▸ **TASKS**
a: Please quote the mathbench description word for word, the stretch from "177 stars &" through "graphics development tasks.".
b: Continue the mathbench description from its last sentence onward.

▸ **EXTRACT**
::::::::::
#linear-algebra #benchmarking #performance #transform #matrix #3d #different

bitshifter/mathbench

Comparing performance of Rust math libraries for common 3D game and graphics tasks

7 releases

0.1.8 Aug 14, 2019
0.1.7 Aug 13, 2019
0.1.6 Jul 21, 2019
0.1.4 Jun 22, 2019
0.1.2 May 30, 2019

#311 in Graphics APIs

177 stars & 5 watchers

100KB
1.5K SLoC

mathbench

Build Status

mathbench is a suite of unit tests and benchmarks comparing the output and performance of a number of different Rust linear algebra libraries for common game and graphics development tasks.

mathbench is written by the author of glam and has been used to compare the performance of glam with other similar 3D math libraries targeting games and graphics development, including:

The benchmarks

All benchmarks are performed using Criterion.rs. Benchmarks are logically into the following categories:

  • return self - attempts to measure overhead of benchmarking each type.
  • single operations - measure the performance of single common operations on types, e.g. a matrix inverse, vector normalization or multiplying two matrices.
  • throughput operations - measure the performance of common operations on batches of data. These measure operations that would commonly be processing batches of input, for example transforming a number of vectors with the same matrix.
  • workload operations - these attempt to recreate common workloads found in game development to try and demonstrate performance on real world tasks.

Despite best attempts, take the results of micro benchmarks with a pinch of salt.

Operation benchmarks

  • matrix benches - performs common matrix operations such as transpose, inverse, determinant and multiply.
  • rotation 3d benches - perform common 3D rotation operations.
  • transform 2d & 3d benches - bench special purpose 2D and 3D transform types. These can be compared to 3x3 and 4x4 matrix benches to some extent.
  • transformations benches - performs affine transformations on vectors - uses the best available type for the job, either matrix or transform types depending on the library.
  • vector benches - perform common vector operations.

Workload benchmarks

  • euler bench - performs an Euler integration on arrays of 2D and 3D vectors

The benchmarks are currently focused on f32 types as that is all glam currently supports.
::::::::::
▸ **DATA SEGMENT**

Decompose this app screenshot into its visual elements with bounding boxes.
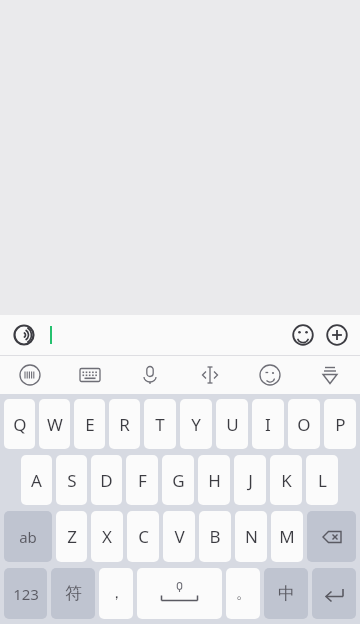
::::::::::
▸ **RESULTS OF THE EXERCISE**
a:
177 stars & 5 watchers

100KB
1.5K SLoC

mathbench

Build Status

mathbench is a suite of unit tests and benchmarks comparing the output and performance of a number of different Rust linear algebra libraries for common game and graphics development tasks.

b:
Crate differences

Different libraries have different features and different ways of achieving the same goal. For the purpose of trying to get a performance comparison sometimes mathbench compares similar functionality, but sometimes it's not exactly the same. Below is a list of differences between libraries that are notable for performance comparisons.

Matrices versus transforms

The euclid library does not support generic square matrix types like the other libraries tested. Rather it has 2D and 3D transform types which can transform 2D and 3D vector and point types. Each library has different types for supporting transforms but euclid is unique amongst the libraries tested in that is doesn't have generic square matrix types.

The Transform2D is stored as a 3x2 row major matrix that can be used to transform 2D vectors and points.

Similarly Transform3D is used for transforming 3D vectors and points. This is represented as a 4x4 matrix so it is more directly comparable to the other libraries however it doesn't support some operations like transpose.

There is no equivalent to a 2x2 matrix type in euclid.

Matrix inverse

Note that cgmath and nalgebra matrix inverse methods return an Option whereas glam and euclid do not. If a non-invertible matrix is inverted by glam or euclid the result will be invalid (it will contain NaNs).

Quaternions versus rotors

Most libraries provide quaternions for performing rotations except for ultraviolet which provides rotors.

Wide benchmarks

All benchmarks are gated as either "wide" or "scalar". This division allows us to more fairly compare these different styles of libraries.

"scalar" benchmarks operate on standard scalar f32 values, doing calculations on one piece of data at a time (or in the case of a "horizontal" SIMD library like glam, one Vec3/Vec4 at a time).

"wide" benchmarks operate in a "vertical" AoSoA (Array-of-Struct-of-Arrays) fashion, which is a programming model that allows the potential to more fully use the advantages of SIMD operations. However, it has the cost of making algorithm design harder, as scalar algorithms cannot be directly used by "wide" architectures. Because of this difference in algorithms, we also can't really directly compare the performance of "scalar" vs "wide" types because they don't quite do the same thing (wide types operate on multiple pieces of data at the same time).

The "wide" benchmarks still include glam, a scalar-only library, as a comparison. Even though the comparison is somewhat apples-to-oranges, in each of these cases, when running "wide" benchmark variants, glam is configured to do the exact same amount of final work, producing the same outputs that the "wide" versions would. The purpose is to give an idea of the possible throughput benefits of "wide" types compared to writing the same algorithms with a scalar type, at the cost of extra care being needed to write the algorithm.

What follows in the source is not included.